━━━ RECORDS PROVIDED ━━━

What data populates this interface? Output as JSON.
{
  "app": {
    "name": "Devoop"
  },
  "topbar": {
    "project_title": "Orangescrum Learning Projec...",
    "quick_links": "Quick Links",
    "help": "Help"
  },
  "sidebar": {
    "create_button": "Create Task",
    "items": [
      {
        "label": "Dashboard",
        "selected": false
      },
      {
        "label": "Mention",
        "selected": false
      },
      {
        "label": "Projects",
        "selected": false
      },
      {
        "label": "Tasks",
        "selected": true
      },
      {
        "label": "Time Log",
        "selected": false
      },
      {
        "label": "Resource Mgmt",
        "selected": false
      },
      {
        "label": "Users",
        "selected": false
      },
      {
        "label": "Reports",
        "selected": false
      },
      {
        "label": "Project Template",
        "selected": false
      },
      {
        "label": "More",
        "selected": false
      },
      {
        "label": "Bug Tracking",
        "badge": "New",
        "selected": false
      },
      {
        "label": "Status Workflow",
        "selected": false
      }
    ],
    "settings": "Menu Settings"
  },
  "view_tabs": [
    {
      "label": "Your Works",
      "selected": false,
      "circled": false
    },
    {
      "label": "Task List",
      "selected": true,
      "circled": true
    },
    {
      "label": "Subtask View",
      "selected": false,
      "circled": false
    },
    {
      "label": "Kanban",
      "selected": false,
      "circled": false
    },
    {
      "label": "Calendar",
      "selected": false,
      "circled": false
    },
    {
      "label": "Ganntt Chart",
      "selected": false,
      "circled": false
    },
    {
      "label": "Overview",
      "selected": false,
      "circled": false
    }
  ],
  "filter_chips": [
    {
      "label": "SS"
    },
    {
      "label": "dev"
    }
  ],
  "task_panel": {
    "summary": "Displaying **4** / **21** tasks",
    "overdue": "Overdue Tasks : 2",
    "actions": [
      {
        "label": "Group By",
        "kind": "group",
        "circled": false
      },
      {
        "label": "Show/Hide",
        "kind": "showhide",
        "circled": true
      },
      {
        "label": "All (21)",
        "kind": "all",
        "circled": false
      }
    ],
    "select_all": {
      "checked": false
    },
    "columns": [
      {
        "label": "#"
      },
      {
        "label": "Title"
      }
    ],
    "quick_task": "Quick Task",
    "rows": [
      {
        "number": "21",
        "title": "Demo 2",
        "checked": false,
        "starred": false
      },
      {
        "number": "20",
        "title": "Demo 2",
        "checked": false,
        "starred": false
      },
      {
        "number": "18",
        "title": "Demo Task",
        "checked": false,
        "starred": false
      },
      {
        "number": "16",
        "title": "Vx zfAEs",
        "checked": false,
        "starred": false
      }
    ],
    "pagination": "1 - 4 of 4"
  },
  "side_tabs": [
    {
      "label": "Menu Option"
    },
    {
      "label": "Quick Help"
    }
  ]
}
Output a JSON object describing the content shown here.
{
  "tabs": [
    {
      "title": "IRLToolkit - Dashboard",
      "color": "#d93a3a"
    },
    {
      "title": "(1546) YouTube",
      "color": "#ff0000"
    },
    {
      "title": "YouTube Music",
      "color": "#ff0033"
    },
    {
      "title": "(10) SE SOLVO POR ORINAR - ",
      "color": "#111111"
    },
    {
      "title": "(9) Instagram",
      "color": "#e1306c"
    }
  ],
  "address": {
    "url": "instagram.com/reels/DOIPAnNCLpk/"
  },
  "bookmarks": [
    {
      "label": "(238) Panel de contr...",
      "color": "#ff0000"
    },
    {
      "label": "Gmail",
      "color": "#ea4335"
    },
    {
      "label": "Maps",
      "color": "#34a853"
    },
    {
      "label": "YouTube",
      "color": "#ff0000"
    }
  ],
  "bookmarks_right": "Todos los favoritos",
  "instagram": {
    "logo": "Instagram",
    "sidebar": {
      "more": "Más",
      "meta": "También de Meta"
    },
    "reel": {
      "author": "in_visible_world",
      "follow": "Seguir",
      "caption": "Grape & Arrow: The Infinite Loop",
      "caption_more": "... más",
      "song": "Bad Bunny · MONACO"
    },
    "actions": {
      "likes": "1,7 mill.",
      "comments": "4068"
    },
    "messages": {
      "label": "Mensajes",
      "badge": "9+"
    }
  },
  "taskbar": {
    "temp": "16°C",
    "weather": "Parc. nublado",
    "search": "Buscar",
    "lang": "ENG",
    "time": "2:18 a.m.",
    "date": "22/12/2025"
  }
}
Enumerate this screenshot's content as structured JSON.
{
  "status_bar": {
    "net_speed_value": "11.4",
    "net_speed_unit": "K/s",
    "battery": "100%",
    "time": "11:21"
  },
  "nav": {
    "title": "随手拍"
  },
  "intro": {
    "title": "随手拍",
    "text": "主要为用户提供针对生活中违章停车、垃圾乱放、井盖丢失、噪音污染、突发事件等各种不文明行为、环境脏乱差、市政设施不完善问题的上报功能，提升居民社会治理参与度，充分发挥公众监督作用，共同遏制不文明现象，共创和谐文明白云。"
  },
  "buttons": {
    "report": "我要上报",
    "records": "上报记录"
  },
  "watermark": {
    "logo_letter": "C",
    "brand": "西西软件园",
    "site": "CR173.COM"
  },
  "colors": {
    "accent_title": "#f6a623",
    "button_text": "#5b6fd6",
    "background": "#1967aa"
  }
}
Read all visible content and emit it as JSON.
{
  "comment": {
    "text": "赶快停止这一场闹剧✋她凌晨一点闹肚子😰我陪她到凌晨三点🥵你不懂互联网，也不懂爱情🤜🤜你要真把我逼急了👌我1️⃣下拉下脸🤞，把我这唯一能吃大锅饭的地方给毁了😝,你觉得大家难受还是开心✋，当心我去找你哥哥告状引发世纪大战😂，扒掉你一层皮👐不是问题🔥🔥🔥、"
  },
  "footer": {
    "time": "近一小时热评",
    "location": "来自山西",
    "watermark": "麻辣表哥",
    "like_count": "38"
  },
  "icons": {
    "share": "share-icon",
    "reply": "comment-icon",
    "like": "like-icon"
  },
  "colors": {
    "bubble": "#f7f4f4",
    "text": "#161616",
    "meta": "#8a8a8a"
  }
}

━━━

TASK >>
Out of the material above, select every line that holds the string "Menu".

FINISHED ANSWER >>
    "settings": "Menu Settings"
      "label": "Menu Option"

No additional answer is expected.